- Written exercise -
Beginning with the line that holds "What does this", set down each line of the data below through the very last, exactly as given, and nothing beyond that.
(begin)
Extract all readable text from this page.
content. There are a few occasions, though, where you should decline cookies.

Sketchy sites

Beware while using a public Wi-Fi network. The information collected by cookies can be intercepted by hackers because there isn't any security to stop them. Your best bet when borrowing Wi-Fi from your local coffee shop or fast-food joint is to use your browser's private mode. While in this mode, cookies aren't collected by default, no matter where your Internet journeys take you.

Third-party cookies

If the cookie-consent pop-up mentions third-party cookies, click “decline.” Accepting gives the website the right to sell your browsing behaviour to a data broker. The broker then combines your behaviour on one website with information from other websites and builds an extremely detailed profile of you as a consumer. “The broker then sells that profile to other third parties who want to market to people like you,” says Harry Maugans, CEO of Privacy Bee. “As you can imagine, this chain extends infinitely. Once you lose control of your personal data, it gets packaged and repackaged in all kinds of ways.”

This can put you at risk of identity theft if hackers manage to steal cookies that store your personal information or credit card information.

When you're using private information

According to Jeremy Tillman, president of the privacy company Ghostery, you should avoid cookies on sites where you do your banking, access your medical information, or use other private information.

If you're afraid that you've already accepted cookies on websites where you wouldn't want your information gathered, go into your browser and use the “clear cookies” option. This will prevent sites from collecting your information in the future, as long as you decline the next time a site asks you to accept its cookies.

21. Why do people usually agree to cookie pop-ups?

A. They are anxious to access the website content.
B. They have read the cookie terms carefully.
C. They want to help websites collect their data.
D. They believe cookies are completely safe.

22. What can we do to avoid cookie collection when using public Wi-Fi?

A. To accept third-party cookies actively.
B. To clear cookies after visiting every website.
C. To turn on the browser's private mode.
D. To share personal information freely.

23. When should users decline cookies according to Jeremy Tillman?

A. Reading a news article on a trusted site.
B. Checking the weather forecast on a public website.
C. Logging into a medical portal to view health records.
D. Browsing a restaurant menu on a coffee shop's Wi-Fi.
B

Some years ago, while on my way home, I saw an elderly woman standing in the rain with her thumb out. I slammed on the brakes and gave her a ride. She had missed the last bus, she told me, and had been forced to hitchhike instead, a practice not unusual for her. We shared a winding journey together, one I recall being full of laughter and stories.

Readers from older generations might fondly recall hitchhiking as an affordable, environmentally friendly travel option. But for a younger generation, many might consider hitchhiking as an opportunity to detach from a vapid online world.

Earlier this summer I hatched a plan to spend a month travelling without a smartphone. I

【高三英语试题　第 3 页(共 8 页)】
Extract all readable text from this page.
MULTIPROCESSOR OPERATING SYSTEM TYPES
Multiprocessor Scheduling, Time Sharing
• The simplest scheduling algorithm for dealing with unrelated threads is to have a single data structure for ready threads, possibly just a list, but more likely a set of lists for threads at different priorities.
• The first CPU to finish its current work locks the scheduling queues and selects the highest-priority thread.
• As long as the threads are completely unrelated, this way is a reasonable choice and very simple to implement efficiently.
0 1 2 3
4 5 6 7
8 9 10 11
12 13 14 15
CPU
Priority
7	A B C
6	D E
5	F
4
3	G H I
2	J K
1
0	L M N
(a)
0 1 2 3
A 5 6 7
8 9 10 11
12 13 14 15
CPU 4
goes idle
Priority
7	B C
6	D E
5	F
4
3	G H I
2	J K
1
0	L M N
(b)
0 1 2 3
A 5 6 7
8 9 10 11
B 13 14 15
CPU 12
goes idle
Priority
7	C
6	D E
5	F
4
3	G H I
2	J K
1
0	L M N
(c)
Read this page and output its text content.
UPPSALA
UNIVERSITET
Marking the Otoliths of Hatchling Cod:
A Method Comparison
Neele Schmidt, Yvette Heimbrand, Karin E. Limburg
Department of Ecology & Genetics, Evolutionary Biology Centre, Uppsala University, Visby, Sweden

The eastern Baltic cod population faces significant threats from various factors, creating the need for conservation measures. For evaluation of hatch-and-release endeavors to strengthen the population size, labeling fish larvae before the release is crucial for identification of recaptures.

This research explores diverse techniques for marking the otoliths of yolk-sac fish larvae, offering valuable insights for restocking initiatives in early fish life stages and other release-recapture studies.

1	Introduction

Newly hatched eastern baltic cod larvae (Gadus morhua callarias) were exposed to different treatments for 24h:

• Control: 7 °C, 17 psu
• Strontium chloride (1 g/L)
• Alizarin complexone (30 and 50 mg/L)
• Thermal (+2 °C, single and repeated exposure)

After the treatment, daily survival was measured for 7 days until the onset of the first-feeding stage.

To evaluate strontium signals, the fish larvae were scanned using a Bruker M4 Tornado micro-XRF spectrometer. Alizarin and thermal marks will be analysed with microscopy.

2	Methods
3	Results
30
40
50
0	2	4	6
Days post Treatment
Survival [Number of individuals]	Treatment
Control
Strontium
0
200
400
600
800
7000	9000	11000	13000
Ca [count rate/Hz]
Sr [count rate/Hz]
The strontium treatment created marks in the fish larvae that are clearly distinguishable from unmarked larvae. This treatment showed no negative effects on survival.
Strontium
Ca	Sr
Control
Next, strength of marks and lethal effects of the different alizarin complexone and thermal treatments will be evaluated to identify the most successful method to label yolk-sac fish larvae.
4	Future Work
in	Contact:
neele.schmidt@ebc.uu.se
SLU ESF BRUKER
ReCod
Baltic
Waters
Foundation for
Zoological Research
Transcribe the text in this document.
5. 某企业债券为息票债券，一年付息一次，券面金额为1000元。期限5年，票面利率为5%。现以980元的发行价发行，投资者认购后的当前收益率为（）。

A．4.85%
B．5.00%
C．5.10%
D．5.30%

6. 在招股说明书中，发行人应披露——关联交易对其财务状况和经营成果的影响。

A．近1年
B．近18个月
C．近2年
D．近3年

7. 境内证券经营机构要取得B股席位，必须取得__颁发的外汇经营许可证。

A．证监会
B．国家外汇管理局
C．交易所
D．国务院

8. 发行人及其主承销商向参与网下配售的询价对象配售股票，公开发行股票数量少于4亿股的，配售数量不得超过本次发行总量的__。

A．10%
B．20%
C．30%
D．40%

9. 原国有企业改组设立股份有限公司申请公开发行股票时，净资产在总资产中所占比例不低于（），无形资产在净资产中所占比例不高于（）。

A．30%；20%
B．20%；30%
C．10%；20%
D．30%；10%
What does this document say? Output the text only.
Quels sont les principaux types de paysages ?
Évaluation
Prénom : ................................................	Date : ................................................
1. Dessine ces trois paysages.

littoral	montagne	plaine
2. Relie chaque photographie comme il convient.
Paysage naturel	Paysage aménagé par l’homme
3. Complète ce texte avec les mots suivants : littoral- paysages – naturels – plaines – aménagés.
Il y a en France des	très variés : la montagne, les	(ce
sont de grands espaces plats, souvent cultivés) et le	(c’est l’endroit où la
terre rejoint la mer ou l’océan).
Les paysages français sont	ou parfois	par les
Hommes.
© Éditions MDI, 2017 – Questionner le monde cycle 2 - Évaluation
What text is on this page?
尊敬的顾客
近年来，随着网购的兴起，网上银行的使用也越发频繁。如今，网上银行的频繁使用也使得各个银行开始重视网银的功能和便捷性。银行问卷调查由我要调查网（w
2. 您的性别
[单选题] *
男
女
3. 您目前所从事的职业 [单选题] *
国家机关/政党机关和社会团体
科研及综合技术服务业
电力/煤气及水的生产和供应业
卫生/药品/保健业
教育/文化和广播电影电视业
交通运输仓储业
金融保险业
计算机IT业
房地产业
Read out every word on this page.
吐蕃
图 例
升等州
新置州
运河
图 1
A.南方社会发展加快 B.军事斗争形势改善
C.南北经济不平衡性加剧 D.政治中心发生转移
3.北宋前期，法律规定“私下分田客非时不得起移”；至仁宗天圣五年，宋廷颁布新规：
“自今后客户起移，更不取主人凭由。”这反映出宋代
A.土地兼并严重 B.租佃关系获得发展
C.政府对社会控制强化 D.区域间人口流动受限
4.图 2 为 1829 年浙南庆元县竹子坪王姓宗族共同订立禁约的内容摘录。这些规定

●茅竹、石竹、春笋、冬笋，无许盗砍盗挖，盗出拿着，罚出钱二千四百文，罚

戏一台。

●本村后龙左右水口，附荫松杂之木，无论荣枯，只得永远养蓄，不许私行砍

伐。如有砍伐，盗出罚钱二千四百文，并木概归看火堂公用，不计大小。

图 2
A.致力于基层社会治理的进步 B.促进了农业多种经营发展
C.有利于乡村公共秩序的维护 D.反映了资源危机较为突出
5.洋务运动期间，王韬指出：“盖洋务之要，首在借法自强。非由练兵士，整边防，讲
(end)
- Exercise result -
What does this document say? Output the text only.
Quels sont les principaux types de paysages ?
Évaluation
Prénom : ................................................	Date : ................................................
1. Dessine ces trois paysages.

littoral	montagne	plaine
2. Relie chaque photographie comme il convient.
Paysage naturel	Paysage aménagé par l’homme
3. Complète ce texte avec les mots suivants : littoral- paysages – naturels – plaines – aménagés.
Il y a en France des	très variés : la montagne, les	(ce
sont de grands espaces plats, souvent cultivés) et le	(c’est l’endroit où la
terre rejoint la mer ou l’océan).
Les paysages français sont	ou parfois	par les
Hommes.
© Éditions MDI, 2017 – Questionner le monde cycle 2 - Évaluation
What text is on this page?
尊敬的顾客
近年来，随着网购的兴起，网上银行的使用也越发频繁。如今，网上银行的频繁使用也使得各个银行开始重视网银的功能和便捷性。银行问卷调查由我要调查网（w
2. 您的性别
[单选题] *
男
女
3. 您目前所从事的职业 [单选题] *
国家机关/政党机关和社会团体
科研及综合技术服务业
电力/煤气及水的生产和供应业
卫生/药品/保健业
教育/文化和广播电影电视业
交通运输仓储业
金融保险业
计算机IT业
房地产业
Read out every word on this page.
吐蕃
图 例
升等州
新置州
运河
图 1
A.南方社会发展加快 B.军事斗争形势改善
C.南北经济不平衡性加剧 D.政治中心发生转移
3.北宋前期，法律规定“私下分田客非时不得起移”；至仁宗天圣五年，宋廷颁布新规：
“自今后客户起移，更不取主人凭由。”这反映出宋代
A.土地兼并严重 B.租佃关系获得发展
C.政府对社会控制强化 D.区域间人口流动受限
4.图 2 为 1829 年浙南庆元县竹子坪王姓宗族共同订立禁约的内容摘录。这些规定

●茅竹、石竹、春笋、冬笋，无许盗砍盗挖，盗出拿着，罚出钱二千四百文，罚

戏一台。

●本村后龙左右水口，附荫松杂之木，无论荣枯，只得永远养蓄，不许私行砍

伐。如有砍伐，盗出罚钱二千四百文，并木概归看火堂公用，不计大小。

图 2
A.致力于基层社会治理的进步 B.促进了农业多种经营发展
C.有利于乡村公共秩序的维护 D.反映了资源危机较为突出
5.洋务运动期间，王韬指出：“盖洋务之要，首在借法自强。非由练兵士，整边防，讲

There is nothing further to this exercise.